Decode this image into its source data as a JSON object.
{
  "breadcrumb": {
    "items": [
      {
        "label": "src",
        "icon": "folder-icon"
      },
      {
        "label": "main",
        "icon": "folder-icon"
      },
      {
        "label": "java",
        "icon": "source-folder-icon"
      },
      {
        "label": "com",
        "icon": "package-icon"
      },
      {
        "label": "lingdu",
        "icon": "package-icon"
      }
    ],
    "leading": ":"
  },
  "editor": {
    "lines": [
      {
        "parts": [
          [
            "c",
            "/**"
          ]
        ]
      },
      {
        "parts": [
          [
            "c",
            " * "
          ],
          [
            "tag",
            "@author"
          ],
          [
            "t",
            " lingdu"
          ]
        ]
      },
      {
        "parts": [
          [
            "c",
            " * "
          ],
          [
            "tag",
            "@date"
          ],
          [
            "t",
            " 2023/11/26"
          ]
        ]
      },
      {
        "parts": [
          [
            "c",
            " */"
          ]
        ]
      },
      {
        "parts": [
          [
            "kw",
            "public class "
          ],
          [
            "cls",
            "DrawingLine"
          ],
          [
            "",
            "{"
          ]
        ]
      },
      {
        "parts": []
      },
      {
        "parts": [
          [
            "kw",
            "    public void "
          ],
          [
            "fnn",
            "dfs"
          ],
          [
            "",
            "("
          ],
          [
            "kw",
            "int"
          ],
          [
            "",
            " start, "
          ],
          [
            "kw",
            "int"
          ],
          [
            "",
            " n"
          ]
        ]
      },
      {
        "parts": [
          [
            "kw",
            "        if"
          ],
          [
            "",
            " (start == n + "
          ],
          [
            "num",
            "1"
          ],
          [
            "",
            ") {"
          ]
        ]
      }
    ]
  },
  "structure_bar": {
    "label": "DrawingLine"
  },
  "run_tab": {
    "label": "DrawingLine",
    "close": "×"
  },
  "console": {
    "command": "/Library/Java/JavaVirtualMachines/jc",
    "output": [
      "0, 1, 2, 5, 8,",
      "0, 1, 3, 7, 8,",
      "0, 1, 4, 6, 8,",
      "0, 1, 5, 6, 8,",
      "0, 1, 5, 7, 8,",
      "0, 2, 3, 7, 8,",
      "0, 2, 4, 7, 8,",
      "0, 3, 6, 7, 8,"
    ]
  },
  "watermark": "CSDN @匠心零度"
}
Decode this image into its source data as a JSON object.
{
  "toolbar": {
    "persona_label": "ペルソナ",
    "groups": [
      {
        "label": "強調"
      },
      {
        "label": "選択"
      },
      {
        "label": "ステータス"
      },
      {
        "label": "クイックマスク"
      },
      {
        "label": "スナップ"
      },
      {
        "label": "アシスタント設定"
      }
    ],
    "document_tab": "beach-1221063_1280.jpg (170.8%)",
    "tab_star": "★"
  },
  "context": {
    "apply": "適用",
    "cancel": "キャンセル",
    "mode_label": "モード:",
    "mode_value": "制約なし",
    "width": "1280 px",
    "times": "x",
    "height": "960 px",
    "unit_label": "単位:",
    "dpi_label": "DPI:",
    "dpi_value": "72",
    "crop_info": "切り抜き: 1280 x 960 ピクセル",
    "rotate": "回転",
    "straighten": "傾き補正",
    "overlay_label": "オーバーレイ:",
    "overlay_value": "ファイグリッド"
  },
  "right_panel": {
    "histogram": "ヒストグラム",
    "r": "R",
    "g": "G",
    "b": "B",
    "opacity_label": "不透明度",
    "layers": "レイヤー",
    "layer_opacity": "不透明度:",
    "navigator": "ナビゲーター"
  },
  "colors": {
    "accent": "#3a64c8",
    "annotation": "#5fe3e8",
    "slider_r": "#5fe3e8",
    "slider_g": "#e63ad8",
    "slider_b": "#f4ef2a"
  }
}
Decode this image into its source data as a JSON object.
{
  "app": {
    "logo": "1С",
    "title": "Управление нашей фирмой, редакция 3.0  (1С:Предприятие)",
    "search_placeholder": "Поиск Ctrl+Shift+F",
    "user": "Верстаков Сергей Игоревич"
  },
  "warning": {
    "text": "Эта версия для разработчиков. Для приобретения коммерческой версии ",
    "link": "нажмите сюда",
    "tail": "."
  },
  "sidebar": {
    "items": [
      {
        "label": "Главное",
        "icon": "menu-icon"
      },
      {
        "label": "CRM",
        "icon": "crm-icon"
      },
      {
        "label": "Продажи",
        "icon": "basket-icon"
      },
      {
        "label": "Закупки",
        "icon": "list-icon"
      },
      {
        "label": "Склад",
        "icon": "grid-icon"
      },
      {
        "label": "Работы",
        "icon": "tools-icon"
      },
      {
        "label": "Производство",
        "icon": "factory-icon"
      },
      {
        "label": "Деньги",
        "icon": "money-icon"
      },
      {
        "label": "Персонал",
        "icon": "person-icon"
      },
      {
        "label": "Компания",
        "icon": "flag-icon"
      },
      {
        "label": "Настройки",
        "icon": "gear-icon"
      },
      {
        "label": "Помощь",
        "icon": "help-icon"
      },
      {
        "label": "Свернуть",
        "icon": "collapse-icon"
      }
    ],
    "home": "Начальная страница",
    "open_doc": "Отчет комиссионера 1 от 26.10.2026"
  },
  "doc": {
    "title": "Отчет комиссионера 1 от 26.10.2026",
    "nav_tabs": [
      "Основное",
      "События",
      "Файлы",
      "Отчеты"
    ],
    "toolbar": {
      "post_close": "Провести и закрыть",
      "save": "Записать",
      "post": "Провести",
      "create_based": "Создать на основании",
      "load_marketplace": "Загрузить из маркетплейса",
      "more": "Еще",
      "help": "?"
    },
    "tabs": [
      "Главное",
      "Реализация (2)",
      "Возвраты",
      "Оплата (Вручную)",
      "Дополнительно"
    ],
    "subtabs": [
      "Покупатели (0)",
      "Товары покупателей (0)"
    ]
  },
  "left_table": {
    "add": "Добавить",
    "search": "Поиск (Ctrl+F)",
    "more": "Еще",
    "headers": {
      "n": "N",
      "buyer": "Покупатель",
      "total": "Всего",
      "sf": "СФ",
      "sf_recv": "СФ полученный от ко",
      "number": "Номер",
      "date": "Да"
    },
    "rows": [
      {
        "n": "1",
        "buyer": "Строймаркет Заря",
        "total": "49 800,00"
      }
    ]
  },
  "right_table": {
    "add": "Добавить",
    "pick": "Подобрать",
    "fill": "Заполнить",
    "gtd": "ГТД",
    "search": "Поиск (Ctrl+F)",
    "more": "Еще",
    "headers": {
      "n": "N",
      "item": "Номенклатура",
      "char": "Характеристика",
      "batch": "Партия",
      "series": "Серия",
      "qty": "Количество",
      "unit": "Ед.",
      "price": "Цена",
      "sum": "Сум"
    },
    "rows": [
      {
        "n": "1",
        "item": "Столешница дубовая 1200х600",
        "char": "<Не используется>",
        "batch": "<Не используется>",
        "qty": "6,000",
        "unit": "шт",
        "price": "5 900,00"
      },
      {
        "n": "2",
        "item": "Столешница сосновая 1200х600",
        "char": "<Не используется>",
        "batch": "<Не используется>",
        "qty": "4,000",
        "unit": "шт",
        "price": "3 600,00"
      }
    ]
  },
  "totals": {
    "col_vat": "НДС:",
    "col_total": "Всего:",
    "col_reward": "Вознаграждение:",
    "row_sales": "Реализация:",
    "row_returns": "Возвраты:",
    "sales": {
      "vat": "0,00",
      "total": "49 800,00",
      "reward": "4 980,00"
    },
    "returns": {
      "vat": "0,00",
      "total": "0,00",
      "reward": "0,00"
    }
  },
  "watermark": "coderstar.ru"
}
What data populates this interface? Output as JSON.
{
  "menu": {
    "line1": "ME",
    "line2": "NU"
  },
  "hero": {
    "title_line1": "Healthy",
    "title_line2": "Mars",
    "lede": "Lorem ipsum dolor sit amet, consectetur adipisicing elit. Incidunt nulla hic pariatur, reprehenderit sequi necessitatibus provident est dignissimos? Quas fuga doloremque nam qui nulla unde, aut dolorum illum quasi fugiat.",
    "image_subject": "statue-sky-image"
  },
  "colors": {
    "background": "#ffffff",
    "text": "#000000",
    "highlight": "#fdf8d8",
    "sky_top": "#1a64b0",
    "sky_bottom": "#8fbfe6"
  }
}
◇ ◇ ◇ ◇ ◇ ◇ ◇
**GOAL**
Print only the lines from the one with "What data populates" to the end of the records, both included.

**EXERCISE SOLUTION**
What data populates this interface? Output as JSON.
{
  "menu": {
    "line1": "ME",
    "line2": "NU"
  },
  "hero": {
    "title_line1": "Healthy",
    "title_line2": "Mars",
    "lede": "Lorem ipsum dolor sit amet, consectetur adipisicing elit. Incidunt nulla hic pariatur, reprehenderit sequi necessitatibus provident est dignissimos? Quas fuga doloremque nam qui nulla unde, aut dolorum illum quasi fugiat.",
    "image_subject": "statue-sky-image"
  },
  "colors": {
    "background": "#ffffff",
    "text": "#000000",
    "highlight": "#fdf8d8",
    "sky_top": "#1a64b0",
    "sky_bottom": "#8fbfe6"
  }
}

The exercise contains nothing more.